Required task:
Return the material exactly as supplied, apart from the pictures, which are omitted.

Entries provided:
::::::::::
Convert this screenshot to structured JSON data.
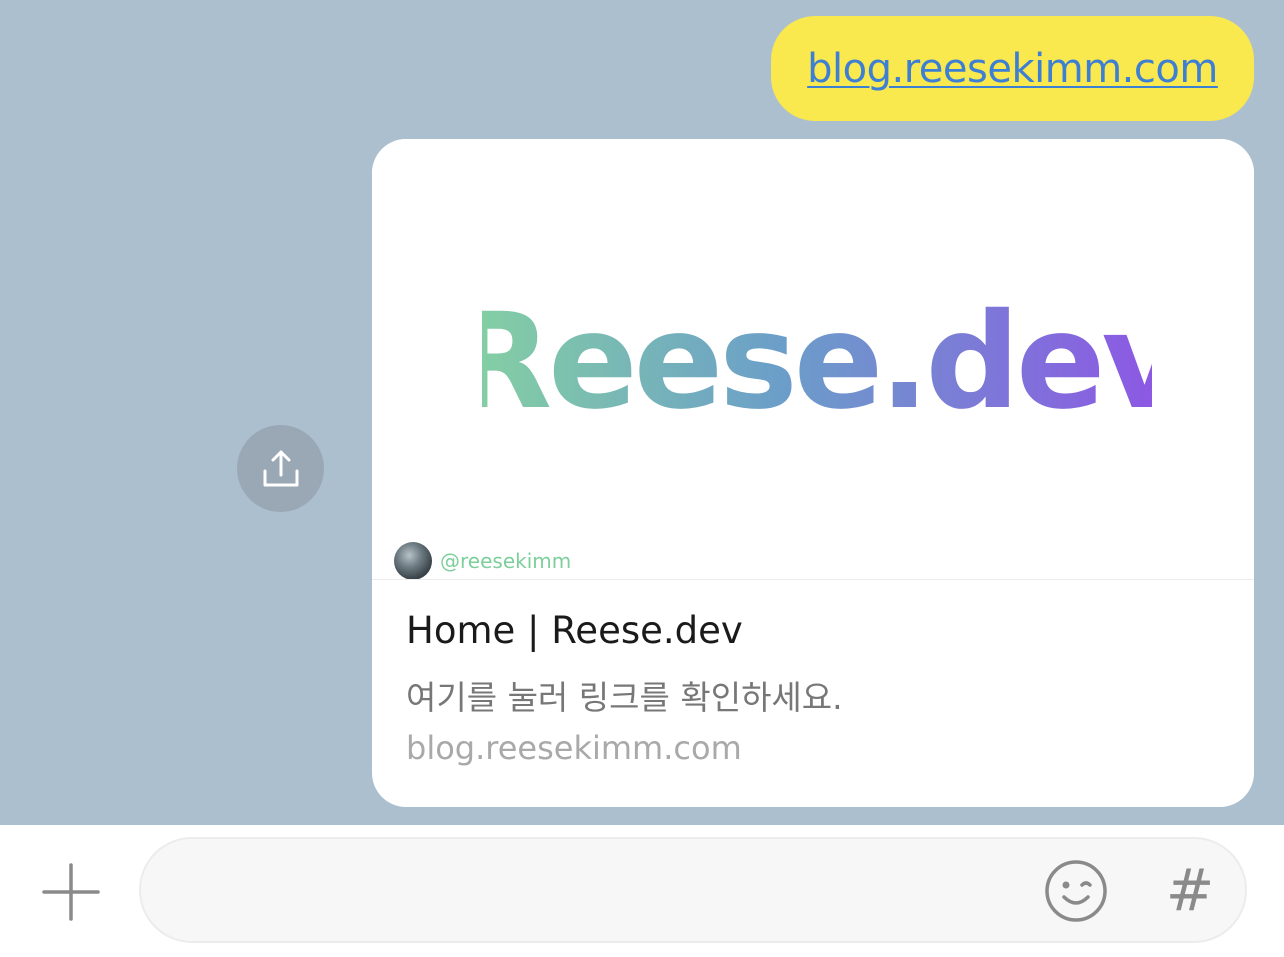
{
  "chat": {
    "sent_message": {
      "text": "blog.reesekimm.com"
    },
    "share_icon": "share-icon",
    "link_preview": {
      "logo_text": "Reese.dev",
      "logo_gradient": [
        "#86d3a0",
        "#6b9ec9",
        "#8f52e6"
      ],
      "author_handle": "@reesekimm",
      "title": "Home | Reese.dev",
      "description": "여기를 눌러 링크를 확인하세요.",
      "domain": "blog.reesekimm.com"
    }
  },
  "input_bar": {
    "add_icon": "plus-icon",
    "message_value": "",
    "emoji_icon": "emoji-icon",
    "hashtag_label": "#"
  },
  "colors": {
    "chat_background": "#abbfcf",
    "sent_bubble": "#fae84f",
    "link_color": "#3d7fd3",
    "handle_color": "#7ccf9a"
  }
}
::::::::::
Response:
Convert this screenshot to structured JSON data.
{
  "chat": {
    "sent_message": {
      "text": "blog.reesekimm.com"
    },
    "share_icon": "share-icon",
    "link_preview": {
      "logo_text": "Reese.dev",
      "logo_gradient": [
        "#86d3a0",
        "#6b9ec9",
        "#8f52e6"
      ],
      "author_handle": "@reesekimm",
      "title": "Home | Reese.dev",
      "description": "여기를 눌러 링크를 확인하세요.",
      "domain": "blog.reesekimm.com"
    }
  },
  "input_bar": {
    "add_icon": "plus-icon",
    "message_value": "",
    "emoji_icon": "emoji-icon",
    "hashtag_label": "#"
  },
  "colors": {
    "chat_background": "#abbfcf",
    "sent_bubble": "#fae84f",
    "link_color": "#3d7fd3",
    "handle_color": "#7ccf9a"
  }
}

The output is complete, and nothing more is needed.